%%

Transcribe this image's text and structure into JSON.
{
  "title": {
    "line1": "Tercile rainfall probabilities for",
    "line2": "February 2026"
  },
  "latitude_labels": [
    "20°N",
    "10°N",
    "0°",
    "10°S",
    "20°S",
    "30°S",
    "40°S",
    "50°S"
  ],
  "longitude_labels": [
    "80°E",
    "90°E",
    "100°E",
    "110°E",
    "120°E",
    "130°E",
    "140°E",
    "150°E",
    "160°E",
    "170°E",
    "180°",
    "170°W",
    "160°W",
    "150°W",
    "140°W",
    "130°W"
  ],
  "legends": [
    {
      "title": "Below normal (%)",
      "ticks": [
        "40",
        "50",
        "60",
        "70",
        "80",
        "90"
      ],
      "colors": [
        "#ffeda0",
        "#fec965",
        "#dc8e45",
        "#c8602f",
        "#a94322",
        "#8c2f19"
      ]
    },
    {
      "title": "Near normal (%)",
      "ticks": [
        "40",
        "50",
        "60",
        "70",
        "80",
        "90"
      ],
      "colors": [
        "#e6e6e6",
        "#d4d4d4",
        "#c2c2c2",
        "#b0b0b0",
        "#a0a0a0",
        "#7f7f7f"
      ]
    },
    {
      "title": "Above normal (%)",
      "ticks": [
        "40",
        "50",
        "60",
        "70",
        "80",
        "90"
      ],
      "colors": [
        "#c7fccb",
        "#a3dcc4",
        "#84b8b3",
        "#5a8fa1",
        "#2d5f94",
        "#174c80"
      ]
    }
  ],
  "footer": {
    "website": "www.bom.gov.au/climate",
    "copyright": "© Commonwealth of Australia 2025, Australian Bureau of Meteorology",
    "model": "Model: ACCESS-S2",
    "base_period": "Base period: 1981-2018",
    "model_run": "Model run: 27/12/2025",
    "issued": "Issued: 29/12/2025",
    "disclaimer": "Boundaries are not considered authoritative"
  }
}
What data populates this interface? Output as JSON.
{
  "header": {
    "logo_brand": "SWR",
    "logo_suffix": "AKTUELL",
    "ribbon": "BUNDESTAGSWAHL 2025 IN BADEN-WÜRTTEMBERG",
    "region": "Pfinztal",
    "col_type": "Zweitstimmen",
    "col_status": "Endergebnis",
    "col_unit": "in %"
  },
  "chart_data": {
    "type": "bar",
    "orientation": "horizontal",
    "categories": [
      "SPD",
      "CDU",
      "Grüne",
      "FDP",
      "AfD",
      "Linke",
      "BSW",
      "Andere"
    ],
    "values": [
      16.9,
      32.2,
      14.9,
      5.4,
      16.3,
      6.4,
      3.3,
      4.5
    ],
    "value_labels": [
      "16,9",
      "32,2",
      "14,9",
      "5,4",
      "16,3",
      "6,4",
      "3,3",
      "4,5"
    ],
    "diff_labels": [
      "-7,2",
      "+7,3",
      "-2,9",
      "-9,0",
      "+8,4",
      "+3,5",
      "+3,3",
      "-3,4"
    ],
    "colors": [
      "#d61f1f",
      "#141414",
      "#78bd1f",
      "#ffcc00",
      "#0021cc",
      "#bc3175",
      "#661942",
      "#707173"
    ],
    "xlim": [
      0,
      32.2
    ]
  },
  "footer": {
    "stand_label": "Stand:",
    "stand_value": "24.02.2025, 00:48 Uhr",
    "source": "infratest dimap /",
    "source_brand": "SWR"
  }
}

%%

Task details: Every entry above should be retyped exactly as shown.

Response for this exercise:
Transcribe this image's text and structure into JSON.
{
  "title": {
    "line1": "Tercile rainfall probabilities for",
    "line2": "February 2026"
  },
  "latitude_labels": [
    "20°N",
    "10°N",
    "0°",
    "10°S",
    "20°S",
    "30°S",
    "40°S",
    "50°S"
  ],
  "longitude_labels": [
    "80°E",
    "90°E",
    "100°E",
    "110°E",
    "120°E",
    "130°E",
    "140°E",
    "150°E",
    "160°E",
    "170°E",
    "180°",
    "170°W",
    "160°W",
    "150°W",
    "140°W",
    "130°W"
  ],
  "legends": [
    {
      "title": "Below normal (%)",
      "ticks": [
        "40",
        "50",
        "60",
        "70",
        "80",
        "90"
      ],
      "colors": [
        "#ffeda0",
        "#fec965",
        "#dc8e45",
        "#c8602f",
        "#a94322",
        "#8c2f19"
      ]
    },
    {
      "title": "Near normal (%)",
      "ticks": [
        "40",
        "50",
        "60",
        "70",
        "80",
        "90"
      ],
      "colors": [
        "#e6e6e6",
        "#d4d4d4",
        "#c2c2c2",
        "#b0b0b0",
        "#a0a0a0",
        "#7f7f7f"
      ]
    },
    {
      "title": "Above normal (%)",
      "ticks": [
        "40",
        "50",
        "60",
        "70",
        "80",
        "90"
      ],
      "colors": [
        "#c7fccb",
        "#a3dcc4",
        "#84b8b3",
        "#5a8fa1",
        "#2d5f94",
        "#174c80"
      ]
    }
  ],
  "footer": {
    "website": "www.bom.gov.au/climate",
    "copyright": "© Commonwealth of Australia 2025, Australian Bureau of Meteorology",
    "model": "Model: ACCESS-S2",
    "base_period": "Base period: 1981-2018",
    "model_run": "Model run: 27/12/2025",
    "issued": "Issued: 29/12/2025",
    "disclaimer": "Boundaries are not considered authoritative"
  }
}
What data populates this interface? Output as JSON.
{
  "header": {
    "logo_brand": "SWR",
    "logo_suffix": "AKTUELL",
    "ribbon": "BUNDESTAGSWAHL 2025 IN BADEN-WÜRTTEMBERG",
    "region": "Pfinztal",
    "col_type": "Zweitstimmen",
    "col_status": "Endergebnis",
    "col_unit": "in %"
  },
  "chart_data": {
    "type": "bar",
    "orientation": "horizontal",
    "categories": [
      "SPD",
      "CDU",
      "Grüne",
      "FDP",
      "AfD",
      "Linke",
      "BSW",
      "Andere"
    ],
    "values": [
      16.9,
      32.2,
      14.9,
      5.4,
      16.3,
      6.4,
      3.3,
      4.5
    ],
    "value_labels": [
      "16,9",
      "32,2",
      "14,9",
      "5,4",
      "16,3",
      "6,4",
      "3,3",
      "4,5"
    ],
    "diff_labels": [
      "-7,2",
      "+7,3",
      "-2,9",
      "-9,0",
      "+8,4",
      "+3,5",
      "+3,3",
      "-3,4"
    ],
    "colors": [
      "#d61f1f",
      "#141414",
      "#78bd1f",
      "#ffcc00",
      "#0021cc",
      "#bc3175",
      "#661942",
      "#707173"
    ],
    "xlim": [
      0,
      32.2
    ]
  },
  "footer": {
    "stand_label": "Stand:",
    "stand_value": "24.02.2025, 00:48 Uhr",
    "source": "infratest dimap /",
    "source_brand": "SWR"
  }
}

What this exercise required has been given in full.